[Figure dataset records]

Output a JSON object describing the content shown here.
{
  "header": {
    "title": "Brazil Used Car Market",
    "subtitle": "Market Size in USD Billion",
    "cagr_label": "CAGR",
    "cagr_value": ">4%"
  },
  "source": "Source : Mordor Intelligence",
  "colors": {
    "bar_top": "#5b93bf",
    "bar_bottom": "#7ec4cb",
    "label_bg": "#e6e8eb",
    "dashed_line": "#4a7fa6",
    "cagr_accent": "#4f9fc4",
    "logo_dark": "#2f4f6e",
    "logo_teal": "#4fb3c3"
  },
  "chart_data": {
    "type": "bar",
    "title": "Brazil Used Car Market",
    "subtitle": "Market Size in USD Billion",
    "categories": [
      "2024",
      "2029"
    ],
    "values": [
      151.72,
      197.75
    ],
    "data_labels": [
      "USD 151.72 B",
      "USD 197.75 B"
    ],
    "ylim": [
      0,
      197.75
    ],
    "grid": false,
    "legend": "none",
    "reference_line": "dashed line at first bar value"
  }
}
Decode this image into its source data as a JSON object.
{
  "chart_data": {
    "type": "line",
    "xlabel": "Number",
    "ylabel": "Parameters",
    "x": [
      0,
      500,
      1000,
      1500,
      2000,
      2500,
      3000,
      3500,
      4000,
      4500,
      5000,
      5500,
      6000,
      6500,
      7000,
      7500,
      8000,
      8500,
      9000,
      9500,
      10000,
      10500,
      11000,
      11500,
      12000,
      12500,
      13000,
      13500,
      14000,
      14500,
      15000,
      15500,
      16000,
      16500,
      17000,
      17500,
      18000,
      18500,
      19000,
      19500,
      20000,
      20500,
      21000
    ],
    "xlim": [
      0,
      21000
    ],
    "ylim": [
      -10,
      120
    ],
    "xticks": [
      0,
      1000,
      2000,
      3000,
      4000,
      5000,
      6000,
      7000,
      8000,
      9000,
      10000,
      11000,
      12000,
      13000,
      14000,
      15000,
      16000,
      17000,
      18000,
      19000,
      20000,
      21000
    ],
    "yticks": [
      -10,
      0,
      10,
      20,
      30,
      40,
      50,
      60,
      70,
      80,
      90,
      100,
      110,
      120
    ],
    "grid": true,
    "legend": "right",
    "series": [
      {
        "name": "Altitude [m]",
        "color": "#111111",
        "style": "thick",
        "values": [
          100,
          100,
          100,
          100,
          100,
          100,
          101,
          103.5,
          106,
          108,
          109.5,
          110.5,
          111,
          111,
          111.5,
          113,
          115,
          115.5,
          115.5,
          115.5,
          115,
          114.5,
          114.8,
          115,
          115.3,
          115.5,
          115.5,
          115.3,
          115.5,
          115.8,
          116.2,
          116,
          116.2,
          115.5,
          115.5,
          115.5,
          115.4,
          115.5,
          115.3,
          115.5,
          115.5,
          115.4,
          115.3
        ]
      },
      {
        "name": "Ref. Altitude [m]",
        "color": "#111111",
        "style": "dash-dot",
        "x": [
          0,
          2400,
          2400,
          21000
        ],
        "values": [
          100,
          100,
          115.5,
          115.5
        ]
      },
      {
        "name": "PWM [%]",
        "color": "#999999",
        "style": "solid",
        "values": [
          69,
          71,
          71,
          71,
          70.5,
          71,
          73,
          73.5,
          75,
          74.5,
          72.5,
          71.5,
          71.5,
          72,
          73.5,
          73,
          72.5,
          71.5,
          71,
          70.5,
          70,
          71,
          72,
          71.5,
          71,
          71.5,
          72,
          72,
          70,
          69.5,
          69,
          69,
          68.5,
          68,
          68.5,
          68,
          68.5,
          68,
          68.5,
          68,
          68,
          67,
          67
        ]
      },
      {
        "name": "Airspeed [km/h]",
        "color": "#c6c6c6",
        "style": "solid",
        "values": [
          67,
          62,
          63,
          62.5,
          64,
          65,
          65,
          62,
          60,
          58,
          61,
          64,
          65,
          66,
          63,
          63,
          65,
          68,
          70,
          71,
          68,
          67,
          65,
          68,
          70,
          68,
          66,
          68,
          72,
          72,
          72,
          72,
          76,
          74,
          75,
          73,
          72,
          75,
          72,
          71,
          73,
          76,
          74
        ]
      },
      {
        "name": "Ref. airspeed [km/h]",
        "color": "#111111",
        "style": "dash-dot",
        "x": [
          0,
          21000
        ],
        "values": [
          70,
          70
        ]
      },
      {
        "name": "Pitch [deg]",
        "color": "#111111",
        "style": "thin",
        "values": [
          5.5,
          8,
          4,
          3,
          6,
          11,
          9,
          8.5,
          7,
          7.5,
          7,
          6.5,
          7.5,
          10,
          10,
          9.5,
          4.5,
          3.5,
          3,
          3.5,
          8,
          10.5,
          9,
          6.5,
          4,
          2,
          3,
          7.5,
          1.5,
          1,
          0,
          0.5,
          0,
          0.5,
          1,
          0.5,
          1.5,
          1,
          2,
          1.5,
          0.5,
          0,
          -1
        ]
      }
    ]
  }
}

TASK OBJECTIVE. Each line of the material that holds the string "source" counts once; give the total alone.

RESPONSE BELOW. 2